### What needs to be done
The entries below should be quoted exactly, with no pictures carried over.

(Stored data entries)
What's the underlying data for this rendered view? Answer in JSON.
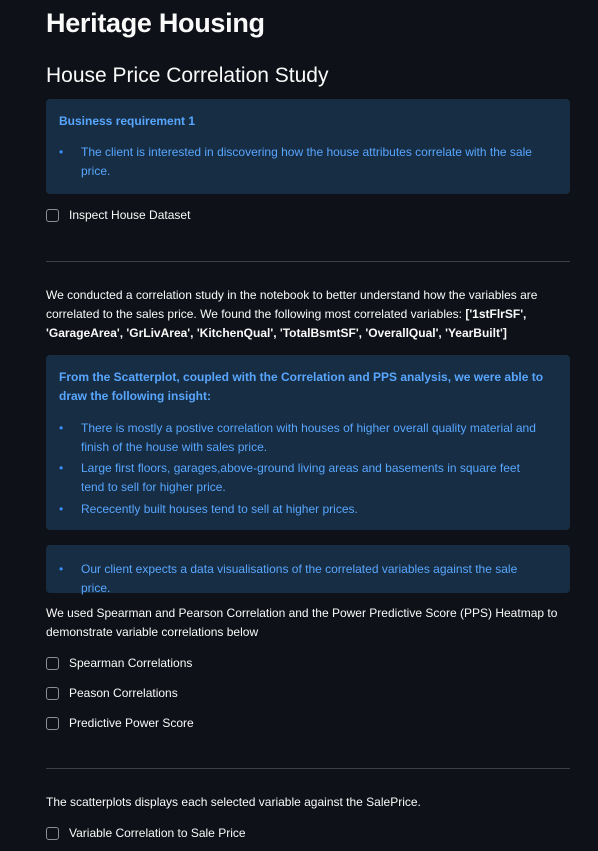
{
  "header": {
    "title": "Heritage Housing",
    "subtitle": "House Price Correlation Study"
  },
  "business_requirement_box": {
    "title": "Business requirement 1",
    "bullets": [
      "The client is interested in discovering how the house attributes correlate with the sale price."
    ]
  },
  "checkboxes": {
    "inspect_dataset": "Inspect House Dataset",
    "spearman": "Spearman Correlations",
    "pearson": "Peason Correlations",
    "pps": "Predictive Power Score",
    "variable_correlation": "Variable Correlation to Sale Price"
  },
  "correlation_paragraph": {
    "text": "We conducted a correlation study in the notebook to better understand how the variables are correlated to the sales price. We found the following most correlated variables: ",
    "variables": "['1stFlrSF', 'GarageArea', 'GrLivArea', 'KitchenQual', 'TotalBsmtSF', 'OverallQual', 'YearBuilt']"
  },
  "insight_box": {
    "title": "From the Scatterplot, coupled with the Correlation and PPS analysis, we were able to draw the following insight:",
    "bullets": [
      "There is mostly a postive correlation with houses of higher overall quality material and finish of the house with sales price.",
      "Large first floors, garages,above-ground living areas and basements in square feet tend to sell for higher price.",
      "Rececently built houses tend to sell at higher prices."
    ]
  },
  "client_box": {
    "bullets": [
      "Our client expects a data visualisations of the correlated variables against the sale price."
    ]
  },
  "heatmap_paragraph": "We used Spearman and Pearson Correlation and the Power Predictive Score (PPS) Heatmap to demonstrate variable correlations below",
  "scatter_paragraph": "The scatterplots displays each selected variable against the SalePrice."
}
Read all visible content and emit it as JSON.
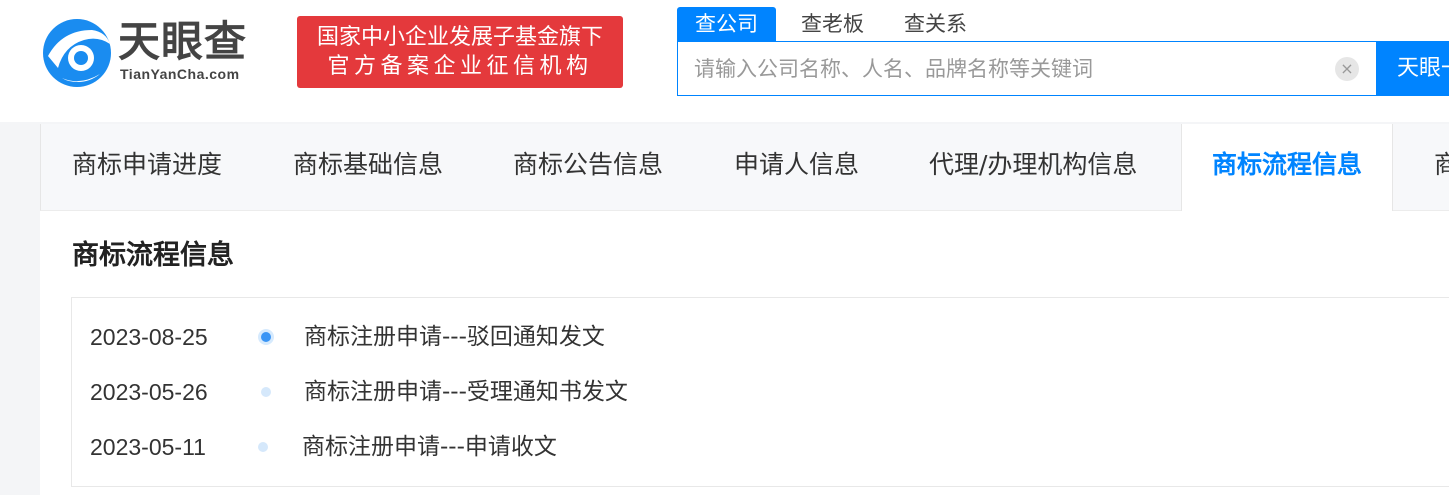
{
  "brand": {
    "name_cn": "天眼查",
    "name_en": "TianYanCha.com",
    "badge_line1": "国家中小企业发展子基金旗下",
    "badge_line2": "官方备案企业征信机构",
    "colors": {
      "primary": "#0084ff",
      "badge": "#e4393c"
    }
  },
  "search": {
    "tabs": [
      {
        "label": "查公司",
        "active": true
      },
      {
        "label": "查老板",
        "active": false
      },
      {
        "label": "查关系",
        "active": false
      }
    ],
    "placeholder": "请输入公司名称、人名、品牌名称等关键词",
    "clear_icon": "×",
    "button_label": "天眼一下"
  },
  "tabs": [
    {
      "label": "商标申请进度",
      "active": false
    },
    {
      "label": "商标基础信息",
      "active": false
    },
    {
      "label": "商标公告信息",
      "active": false
    },
    {
      "label": "申请人信息",
      "active": false
    },
    {
      "label": "代理/办理机构信息",
      "active": false
    },
    {
      "label": "商标流程信息",
      "active": true
    },
    {
      "label": "商标",
      "active": false
    }
  ],
  "section": {
    "title": "商标流程信息",
    "timeline": [
      {
        "date": "2023-08-25",
        "text": "商标注册申请---驳回通知发文"
      },
      {
        "date": "2023-05-26",
        "text": "商标注册申请---受理通知书发文"
      },
      {
        "date": "2023-05-11",
        "text": "商标注册申请---申请收文"
      }
    ]
  }
}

### Task result
What's the underlying data for this rendered view? Answer in JSON.
{
  "header": {
    "title": "Heritage Housing",
    "subtitle": "House Price Correlation Study"
  },
  "business_requirement_box": {
    "title": "Business requirement 1",
    "bullets": [
      "The client is interested in discovering how the house attributes correlate with the sale price."
    ]
  },
  "checkboxes": {
    "inspect_dataset": "Inspect House Dataset",
    "spearman": "Spearman Correlations",
    "pearson": "Peason Correlations",
    "pps": "Predictive Power Score",
    "variable_correlation": "Variable Correlation to Sale Price"
  },
  "correlation_paragraph": {
    "text": "We conducted a correlation study in the notebook to better understand how the variables are correlated to the sales price. We found the following most correlated variables: ",
    "variables": "['1stFlrSF', 'GarageArea', 'GrLivArea', 'KitchenQual', 'TotalBsmtSF', 'OverallQual', 'YearBuilt']"
  },
  "insight_box": {
    "title": "From the Scatterplot, coupled with the Correlation and PPS analysis, we were able to draw the following insight:",
    "bullets": [
      "There is mostly a postive correlation with houses of higher overall quality material and finish of the house with sales price.",
      "Large first floors, garages,above-ground living areas and basements in square feet tend to sell for higher price.",
      "Rececently built houses tend to sell at higher prices."
    ]
  },
  "client_box": {
    "bullets": [
      "Our client expects a data visualisations of the correlated variables against the sale price."
    ]
  },
  "heatmap_paragraph": "We used Spearman and Pearson Correlation and the Power Predictive Score (PPS) Heatmap to demonstrate variable correlations below",
  "scatter_paragraph": "The scatterplots displays each selected variable against the SalePrice."
}
Read all visible content and emit it as JSON.
{
  "brand": {
    "name_cn": "天眼查",
    "name_en": "TianYanCha.com",
    "badge_line1": "国家中小企业发展子基金旗下",
    "badge_line2": "官方备案企业征信机构",
    "colors": {
      "primary": "#0084ff",
      "badge": "#e4393c"
    }
  },
  "search": {
    "tabs": [
      {
        "label": "查公司",
        "active": true
      },
      {
        "label": "查老板",
        "active": false
      },
      {
        "label": "查关系",
        "active": false
      }
    ],
    "placeholder": "请输入公司名称、人名、品牌名称等关键词",
    "clear_icon": "×",
    "button_label": "天眼一下"
  },
  "tabs": [
    {
      "label": "商标申请进度",
      "active": false
    },
    {
      "label": "商标基础信息",
      "active": false
    },
    {
      "label": "商标公告信息",
      "active": false
    },
    {
      "label": "申请人信息",
      "active": false
    },
    {
      "label": "代理/办理机构信息",
      "active": false
    },
    {
      "label": "商标流程信息",
      "active": true
    },
    {
      "label": "商标",
      "active": false
    }
  ],
  "section": {
    "title": "商标流程信息",
    "timeline": [
      {
        "date": "2023-08-25",
        "text": "商标注册申请---驳回通知发文"
      },
      {
        "date": "2023-05-26",
        "text": "商标注册申请---受理通知书发文"
      },
      {
        "date": "2023-05-11",
        "text": "商标注册申请---申请收文"
      }
    ]
  }
}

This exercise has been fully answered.